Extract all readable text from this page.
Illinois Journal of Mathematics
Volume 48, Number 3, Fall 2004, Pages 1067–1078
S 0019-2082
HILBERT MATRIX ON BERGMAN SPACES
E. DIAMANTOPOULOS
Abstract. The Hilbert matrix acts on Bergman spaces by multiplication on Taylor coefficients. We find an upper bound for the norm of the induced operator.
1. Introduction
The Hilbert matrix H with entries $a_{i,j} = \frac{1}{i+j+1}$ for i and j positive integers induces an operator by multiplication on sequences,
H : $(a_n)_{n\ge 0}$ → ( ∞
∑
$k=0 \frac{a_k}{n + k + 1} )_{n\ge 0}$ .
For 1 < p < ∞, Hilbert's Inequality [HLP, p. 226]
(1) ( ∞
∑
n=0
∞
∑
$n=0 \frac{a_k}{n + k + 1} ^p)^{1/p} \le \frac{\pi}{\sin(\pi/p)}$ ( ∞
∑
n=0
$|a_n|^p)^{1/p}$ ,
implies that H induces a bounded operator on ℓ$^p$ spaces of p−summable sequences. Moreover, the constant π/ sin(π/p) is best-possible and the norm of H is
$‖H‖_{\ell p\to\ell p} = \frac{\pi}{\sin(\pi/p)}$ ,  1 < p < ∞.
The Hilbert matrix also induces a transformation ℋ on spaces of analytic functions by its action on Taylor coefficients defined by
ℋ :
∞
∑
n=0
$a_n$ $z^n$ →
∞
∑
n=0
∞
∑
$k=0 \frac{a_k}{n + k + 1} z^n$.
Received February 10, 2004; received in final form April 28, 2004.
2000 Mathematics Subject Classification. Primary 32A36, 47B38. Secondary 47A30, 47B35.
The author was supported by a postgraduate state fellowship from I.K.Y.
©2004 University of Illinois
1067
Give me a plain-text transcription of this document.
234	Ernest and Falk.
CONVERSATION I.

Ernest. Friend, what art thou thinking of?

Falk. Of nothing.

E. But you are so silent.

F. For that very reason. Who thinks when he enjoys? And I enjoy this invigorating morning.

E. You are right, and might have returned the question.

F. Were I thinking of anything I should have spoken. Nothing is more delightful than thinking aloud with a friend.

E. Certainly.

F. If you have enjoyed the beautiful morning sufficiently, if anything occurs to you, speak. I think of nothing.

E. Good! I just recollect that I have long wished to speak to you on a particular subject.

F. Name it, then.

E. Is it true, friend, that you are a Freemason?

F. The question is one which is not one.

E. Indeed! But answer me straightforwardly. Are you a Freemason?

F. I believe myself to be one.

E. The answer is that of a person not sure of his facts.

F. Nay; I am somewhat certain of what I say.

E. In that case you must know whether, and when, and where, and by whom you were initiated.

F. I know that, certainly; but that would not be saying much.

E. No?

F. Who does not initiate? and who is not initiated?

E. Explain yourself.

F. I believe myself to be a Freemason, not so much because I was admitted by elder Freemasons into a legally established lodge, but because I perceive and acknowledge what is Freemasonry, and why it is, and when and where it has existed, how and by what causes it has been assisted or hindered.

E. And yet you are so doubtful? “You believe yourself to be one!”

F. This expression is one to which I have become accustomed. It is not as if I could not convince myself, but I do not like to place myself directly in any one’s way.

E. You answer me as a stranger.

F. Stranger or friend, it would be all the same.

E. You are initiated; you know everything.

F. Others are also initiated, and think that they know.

## THE PROBLEM
Copy all data exactly, start to finish.

## EXERCISE RESPONSE
Extract all readable text from this page.
Illinois Journal of Mathematics
Volume 48, Number 3, Fall 2004, Pages 1067–1078
S 0019-2082
HILBERT MATRIX ON BERGMAN SPACES
E. DIAMANTOPOULOS
Abstract. The Hilbert matrix acts on Bergman spaces by multiplication on Taylor coefficients. We find an upper bound for the norm of the induced operator.
1. Introduction
The Hilbert matrix H with entries $a_{i,j} = \frac{1}{i+j+1}$ for i and j positive integers induces an operator by multiplication on sequences,
H : $(a_n)_{n\ge 0}$ → ( ∞
∑
$k=0 \frac{a_k}{n + k + 1} )_{n\ge 0}$ .
For 1 < p < ∞, Hilbert's Inequality [HLP, p. 226]
(1) ( ∞
∑
n=0
∞
∑
$n=0 \frac{a_k}{n + k + 1} ^p)^{1/p} \le \frac{\pi}{\sin(\pi/p)}$ ( ∞
∑
n=0
$|a_n|^p)^{1/p}$ ,
implies that H induces a bounded operator on ℓ$^p$ spaces of p−summable sequences. Moreover, the constant π/ sin(π/p) is best-possible and the norm of H is
$‖H‖_{\ell p\to\ell p} = \frac{\pi}{\sin(\pi/p)}$ ,  1 < p < ∞.
The Hilbert matrix also induces a transformation ℋ on spaces of analytic functions by its action on Taylor coefficients defined by
ℋ :
∞
∑
n=0
$a_n$ $z^n$ →
∞
∑
n=0
∞
∑
$k=0 \frac{a_k}{n + k + 1} z^n$.
Received February 10, 2004; received in final form April 28, 2004.
2000 Mathematics Subject Classification. Primary 32A36, 47B38. Secondary 47A30, 47B35.
The author was supported by a postgraduate state fellowship from I.K.Y.
©2004 University of Illinois
1067
Give me a plain-text transcription of this document.
234	Ernest and Falk.
CONVERSATION I.

Ernest. Friend, what art thou thinking of?

Falk. Of nothing.

E. But you are so silent.

F. For that very reason. Who thinks when he enjoys? And I enjoy this invigorating morning.

E. You are right, and might have returned the question.

F. Were I thinking of anything I should have spoken. Nothing is more delightful than thinking aloud with a friend.

E. Certainly.

F. If you have enjoyed the beautiful morning sufficiently, if anything occurs to you, speak. I think of nothing.

E. Good! I just recollect that I have long wished to speak to you on a particular subject.

F. Name it, then.

E. Is it true, friend, that you are a Freemason?

F. The question is one which is not one.

E. Indeed! But answer me straightforwardly. Are you a Freemason?

F. I believe myself to be one.

E. The answer is that of a person not sure of his facts.

F. Nay; I am somewhat certain of what I say.

E. In that case you must know whether, and when, and where, and by whom you were initiated.

F. I know that, certainly; but that would not be saying much.

E. No?

F. Who does not initiate? and who is not initiated?

E. Explain yourself.

F. I believe myself to be a Freemason, not so much because I was admitted by elder Freemasons into a legally established lodge, but because I perceive and acknowledge what is Freemasonry, and why it is, and when and where it has existed, how and by what causes it has been assisted or hindered.

E. And yet you are so doubtful? “You believe yourself to be one!”

F. This expression is one to which I have become accustomed. It is not as if I could not convince myself, but I do not like to place myself directly in any one’s way.

E. You answer me as a stranger.

F. Stranger or friend, it would be all the same.

E. You are initiated; you know everything.

F. Others are also initiated, and think that they know.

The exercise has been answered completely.